-- START --
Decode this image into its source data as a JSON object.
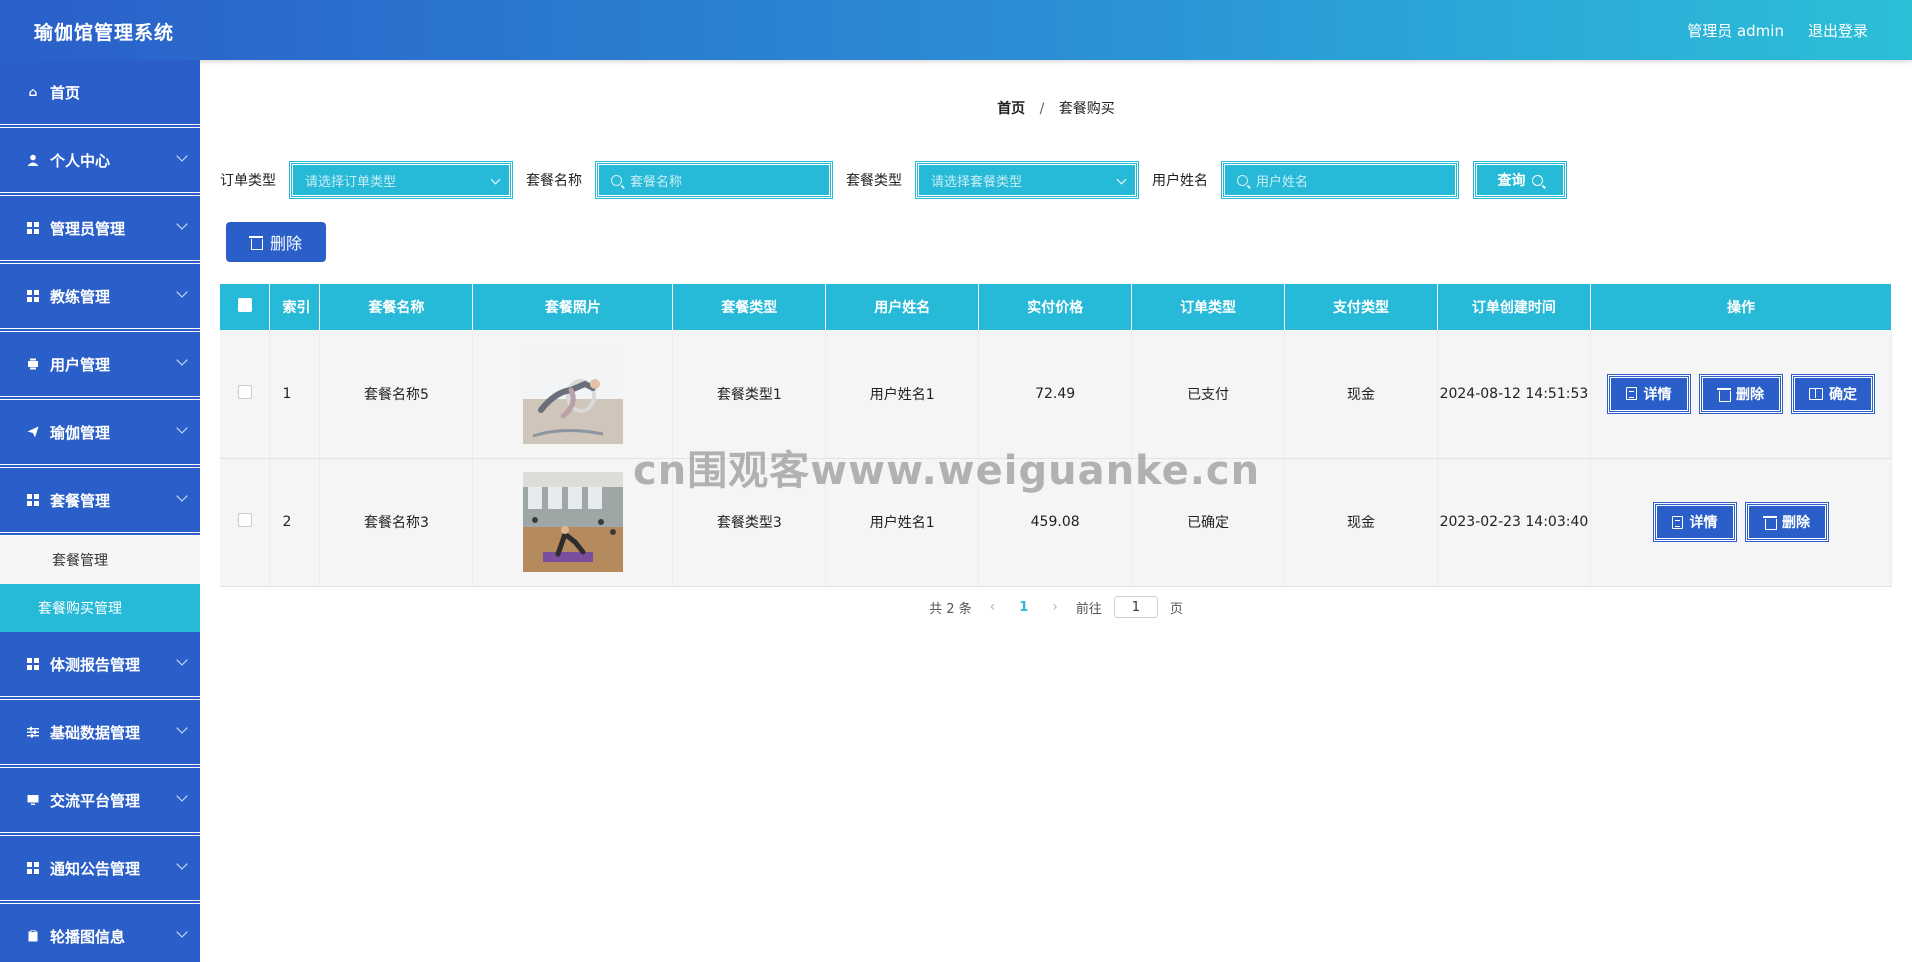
{
  "header": {
    "app_title": "瑜伽馆管理系统",
    "user_label": "管理员 admin",
    "logout_label": "退出登录"
  },
  "sidebar": {
    "items": [
      {
        "label": "首页",
        "icon": "home-icon",
        "has_chevron": false
      },
      {
        "label": "个人中心",
        "icon": "user-icon",
        "has_chevron": true
      },
      {
        "label": "管理员管理",
        "icon": "grid-icon",
        "has_chevron": true
      },
      {
        "label": "教练管理",
        "icon": "grid-icon",
        "has_chevron": true
      },
      {
        "label": "用户管理",
        "icon": "print-icon",
        "has_chevron": true
      },
      {
        "label": "瑜伽管理",
        "icon": "send-icon",
        "has_chevron": true
      },
      {
        "label": "套餐管理",
        "icon": "grid-icon",
        "has_chevron": true
      },
      {
        "label": "体测报告管理",
        "icon": "grid-icon",
        "has_chevron": true
      },
      {
        "label": "基础数据管理",
        "icon": "sliders-icon",
        "has_chevron": true
      },
      {
        "label": "交流平台管理",
        "icon": "monitor-icon",
        "has_chevron": true
      },
      {
        "label": "通知公告管理",
        "icon": "grid-icon",
        "has_chevron": true
      },
      {
        "label": "轮播图信息",
        "icon": "clipboard-icon",
        "has_chevron": true
      }
    ],
    "submenu": {
      "items": [
        "套餐管理",
        "套餐购买管理"
      ],
      "active": "套餐购买管理"
    }
  },
  "breadcrumb": {
    "home": "首页",
    "separator": "/",
    "current": "套餐购买"
  },
  "filters": {
    "order_type_label": "订单类型",
    "order_type_placeholder": "请选择订单类型",
    "package_name_label": "套餐名称",
    "package_name_placeholder": "套餐名称",
    "package_type_label": "套餐类型",
    "package_type_placeholder": "请选择套餐类型",
    "user_name_label": "用户姓名",
    "user_name_placeholder": "用户姓名",
    "query_label": "查询"
  },
  "toolbar": {
    "delete_label": "删除"
  },
  "table": {
    "columns": [
      "索引",
      "套餐名称",
      "套餐照片",
      "套餐类型",
      "用户姓名",
      "实付价格",
      "订单类型",
      "支付类型",
      "订单创建时间",
      "操作"
    ],
    "rows": [
      {
        "index": "1",
        "name": "套餐名称5",
        "type": "套餐类型1",
        "user": "用户姓名1",
        "price": "72.49",
        "order_type": "已支付",
        "pay_type": "现金",
        "created": "2024-08-12 14:51:53",
        "actions": [
          "详情",
          "删除",
          "确定"
        ]
      },
      {
        "index": "2",
        "name": "套餐名称3",
        "type": "套餐类型3",
        "user": "用户姓名1",
        "price": "459.08",
        "order_type": "已确定",
        "pay_type": "现金",
        "created": "2023-02-23 14:03:40",
        "actions": [
          "详情",
          "删除"
        ]
      }
    ]
  },
  "pagination": {
    "total": "共 2 条",
    "current_page": "1",
    "goto_label": "前往",
    "goto_value": "1",
    "page_suffix": "页"
  },
  "watermark": "cn围观客www.weiguanke.cn",
  "colors": {
    "primary": "#2a5fc9",
    "accent": "#27bad8"
  }
}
-- END --
Reproduce all the records verbatim, excluding images.

Decode this image into its source data as a JSON object.
{
  "header": {
    "app_title": "瑜伽馆管理系统",
    "user_label": "管理员 admin",
    "logout_label": "退出登录"
  },
  "sidebar": {
    "items": [
      {
        "label": "首页",
        "icon": "home-icon",
        "has_chevron": false
      },
      {
        "label": "个人中心",
        "icon": "user-icon",
        "has_chevron": true
      },
      {
        "label": "管理员管理",
        "icon": "grid-icon",
        "has_chevron": true
      },
      {
        "label": "教练管理",
        "icon": "grid-icon",
        "has_chevron": true
      },
      {
        "label": "用户管理",
        "icon": "print-icon",
        "has_chevron": true
      },
      {
        "label": "瑜伽管理",
        "icon": "send-icon",
        "has_chevron": true
      },
      {
        "label": "套餐管理",
        "icon": "grid-icon",
        "has_chevron": true
      },
      {
        "label": "体测报告管理",
        "icon": "grid-icon",
        "has_chevron": true
      },
      {
        "label": "基础数据管理",
        "icon": "sliders-icon",
        "has_chevron": true
      },
      {
        "label": "交流平台管理",
        "icon": "monitor-icon",
        "has_chevron": true
      },
      {
        "label": "通知公告管理",
        "icon": "grid-icon",
        "has_chevron": true
      },
      {
        "label": "轮播图信息",
        "icon": "clipboard-icon",
        "has_chevron": true
      }
    ],
    "submenu": {
      "items": [
        "套餐管理",
        "套餐购买管理"
      ],
      "active": "套餐购买管理"
    }
  },
  "breadcrumb": {
    "home": "首页",
    "separator": "/",
    "current": "套餐购买"
  },
  "filters": {
    "order_type_label": "订单类型",
    "order_type_placeholder": "请选择订单类型",
    "package_name_label": "套餐名称",
    "package_name_placeholder": "套餐名称",
    "package_type_label": "套餐类型",
    "package_type_placeholder": "请选择套餐类型",
    "user_name_label": "用户姓名",
    "user_name_placeholder": "用户姓名",
    "query_label": "查询"
  },
  "toolbar": {
    "delete_label": "删除"
  },
  "table": {
    "columns": [
      "索引",
      "套餐名称",
      "套餐照片",
      "套餐类型",
      "用户姓名",
      "实付价格",
      "订单类型",
      "支付类型",
      "订单创建时间",
      "操作"
    ],
    "rows": [
      {
        "index": "1",
        "name": "套餐名称5",
        "type": "套餐类型1",
        "user": "用户姓名1",
        "price": "72.49",
        "order_type": "已支付",
        "pay_type": "现金",
        "created": "2024-08-12 14:51:53",
        "actions": [
          "详情",
          "删除",
          "确定"
        ]
      },
      {
        "index": "2",
        "name": "套餐名称3",
        "type": "套餐类型3",
        "user": "用户姓名1",
        "price": "459.08",
        "order_type": "已确定",
        "pay_type": "现金",
        "created": "2023-02-23 14:03:40",
        "actions": [
          "详情",
          "删除"
        ]
      }
    ]
  },
  "pagination": {
    "total": "共 2 条",
    "current_page": "1",
    "goto_label": "前往",
    "goto_value": "1",
    "page_suffix": "页"
  },
  "watermark": "cn围观客www.weiguanke.cn",
  "colors": {
    "primary": "#2a5fc9",
    "accent": "#27bad8"
  }
}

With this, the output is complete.